Exercise aim
Each record below is to be copied exactly; the pictures are to be omitted.
++++++++++
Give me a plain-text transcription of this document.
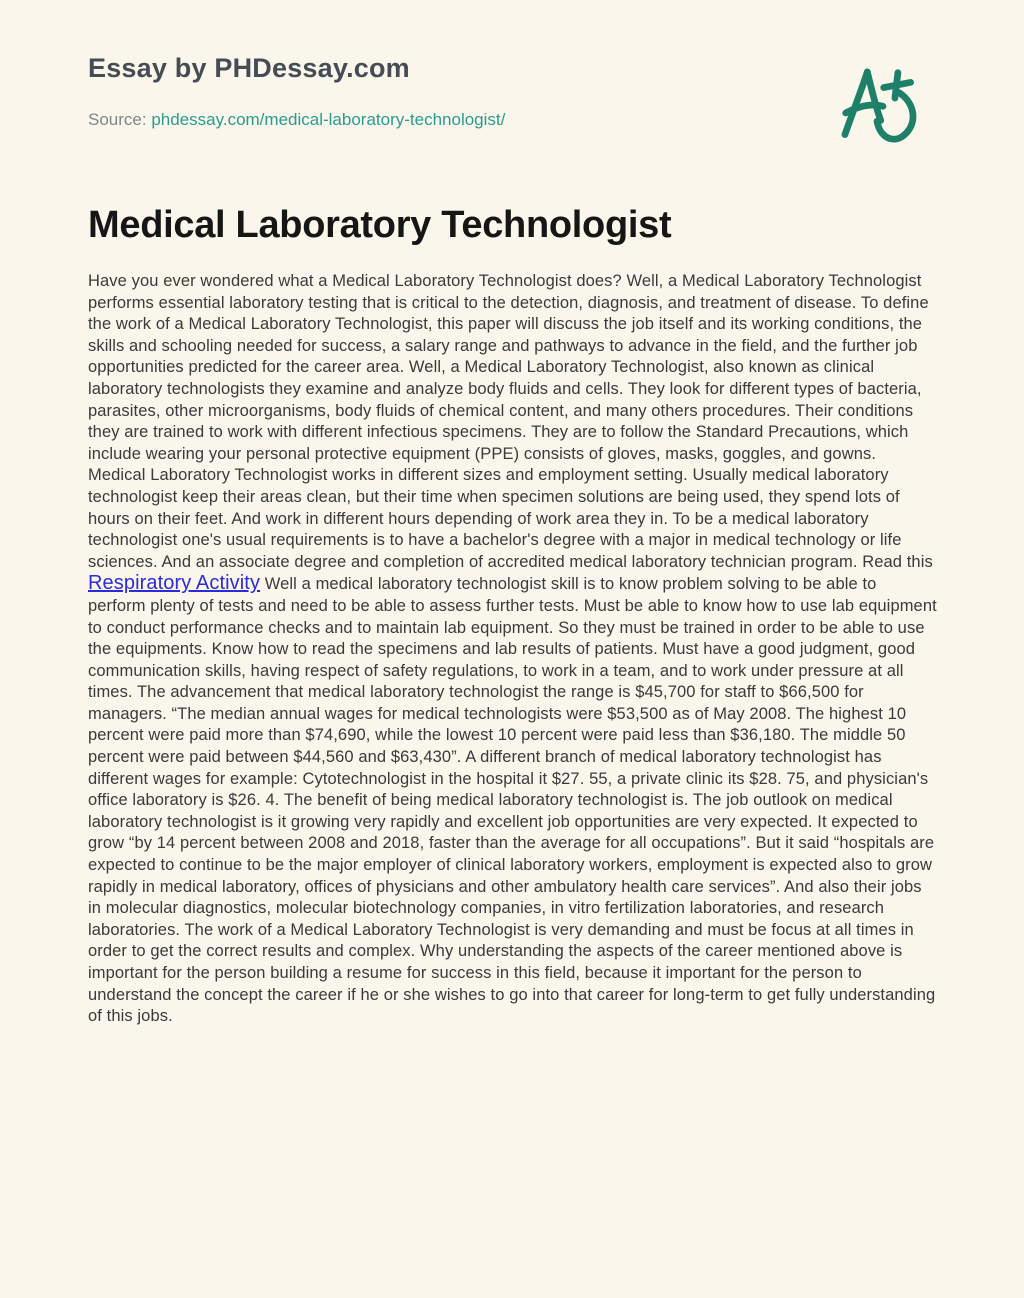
Essay by PHDessay.com
Source: phdessay.com/medical-laboratory-technologist/
Medical Laboratory Technologist

Have you ever wondered what a Medical Laboratory Technologist does? Well, a Medical Laboratory Technologist performs essential laboratory testing that is critical to the detection, diagnosis, and treatment of disease. To define the work of a Medical Laboratory Technologist, this paper will discuss the job itself and its working conditions, the skills and schooling needed for success, a salary range and pathways to advance in the field, and the further job opportunities predicted for the career area. Well, a Medical Laboratory Technologist, also known as clinical laboratory technologists they examine and analyze body fluids and cells. They look for different types of bacteria, parasites, other microorganisms, body fluids of chemical content, and many others procedures. Their conditions they are trained to work with different infectious specimens. They are to follow the Standard Precautions, which include wearing your personal protective equipment (PPE) consists of gloves, masks, goggles, and gowns. Medical Laboratory Technologist works in different sizes and employment setting. Usually medical laboratory technologist keep their areas clean, but their time when specimen solutions are being used, they spend lots of hours on their feet. And work in different hours depending of work area they in. To be a medical laboratory technologist one's usual requirements is to have a bachelor's degree with a major in medical technology or life sciences. And an associate degree and completion of accredited medical laboratory technician program. Read this Respiratory Activity Well a medical laboratory technologist skill is to know problem solving to be able to perform plenty of tests and need to be able to assess further tests. Must be able to know how to use lab equipment to conduct performance checks and to maintain lab equipment. So they must be trained in order to be able to use the equipments. Know how to read the specimens and lab results of patients. Must have a good judgment, good communication skills, having respect of safety regulations, to work in a team, and to work under pressure at all times. The advancement that medical laboratory technologist the range is $45,700 for staff to $66,500 for managers. “The median annual wages for medical technologists were $53,500 as of May 2008. The highest 10 percent were paid more than $74,690, while the lowest 10 percent were paid less than $36,180. The middle 50 percent were paid between $44,560 and $63,430”. A different branch of medical laboratory technologist has different wages for example: Cytotechnologist in the hospital it $27. 55, a private clinic its $28. 75, and physician's office laboratory is $26. 4. The benefit of being medical laboratory technologist is. The job outlook on medical laboratory technologist is it growing very rapidly and excellent job opportunities are very expected. It expected to grow “by 14 percent between 2008 and 2018, faster than the average for all occupations”. But it said “hospitals are expected to continue to be the major employer of clinical laboratory workers, employment is expected also to grow rapidly in medical laboratory, offices of physicians and other ambulatory health care services”. And also their jobs in molecular diagnostics, molecular biotechnology companies, in vitro fertilization laboratories, and research laboratories. The work of a Medical Laboratory Technologist is very demanding and must be focus at all times in order to get the correct results and complex. Why understanding the aspects of the career mentioned above is important for the person building a resume for success in this field, because it important for the person to understand the concept the career if he or she wishes to go into that career for long-term to get fully understanding of this jobs.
++++++++++
Solution for this exercise
Give me a plain-text transcription of this document.
Essay by PHDessay.com
Source: phdessay.com/medical-laboratory-technologist/
Medical Laboratory Technologist

Have you ever wondered what a Medical Laboratory Technologist does? Well, a Medical Laboratory Technologist performs essential laboratory testing that is critical to the detection, diagnosis, and treatment of disease. To define the work of a Medical Laboratory Technologist, this paper will discuss the job itself and its working conditions, the skills and schooling needed for success, a salary range and pathways to advance in the field, and the further job opportunities predicted for the career area. Well, a Medical Laboratory Technologist, also known as clinical laboratory technologists they examine and analyze body fluids and cells. They look for different types of bacteria, parasites, other microorganisms, body fluids of chemical content, and many others procedures. Their conditions they are trained to work with different infectious specimens. They are to follow the Standard Precautions, which include wearing your personal protective equipment (PPE) consists of gloves, masks, goggles, and gowns. Medical Laboratory Technologist works in different sizes and employment setting. Usually medical laboratory technologist keep their areas clean, but their time when specimen solutions are being used, they spend lots of hours on their feet. And work in different hours depending of work area they in. To be a medical laboratory technologist one's usual requirements is to have a bachelor's degree with a major in medical technology or life sciences. And an associate degree and completion of accredited medical laboratory technician program. Read this Respiratory Activity Well a medical laboratory technologist skill is to know problem solving to be able to perform plenty of tests and need to be able to assess further tests. Must be able to know how to use lab equipment to conduct performance checks and to maintain lab equipment. So they must be trained in order to be able to use the equipments. Know how to read the specimens and lab results of patients. Must have a good judgment, good communication skills, having respect of safety regulations, to work in a team, and to work under pressure at all times. The advancement that medical laboratory technologist the range is $45,700 for staff to $66,500 for managers. “The median annual wages for medical technologists were $53,500 as of May 2008. The highest 10 percent were paid more than $74,690, while the lowest 10 percent were paid less than $36,180. The middle 50 percent were paid between $44,560 and $63,430”. A different branch of medical laboratory technologist has different wages for example: Cytotechnologist in the hospital it $27. 55, a private clinic its $28. 75, and physician's office laboratory is $26. 4. The benefit of being medical laboratory technologist is. The job outlook on medical laboratory technologist is it growing very rapidly and excellent job opportunities are very expected. It expected to grow “by 14 percent between 2008 and 2018, faster than the average for all occupations”. But it said “hospitals are expected to continue to be the major employer of clinical laboratory workers, employment is expected also to grow rapidly in medical laboratory, offices of physicians and other ambulatory health care services”. And also their jobs in molecular diagnostics, molecular biotechnology companies, in vitro fertilization laboratories, and research laboratories. The work of a Medical Laboratory Technologist is very demanding and must be focus at all times in order to get the correct results and complex. Why understanding the aspects of the career mentioned above is important for the person building a resume for success in this field, because it important for the person to understand the concept the career if he or she wishes to go into that career for long-term to get fully understanding of this jobs.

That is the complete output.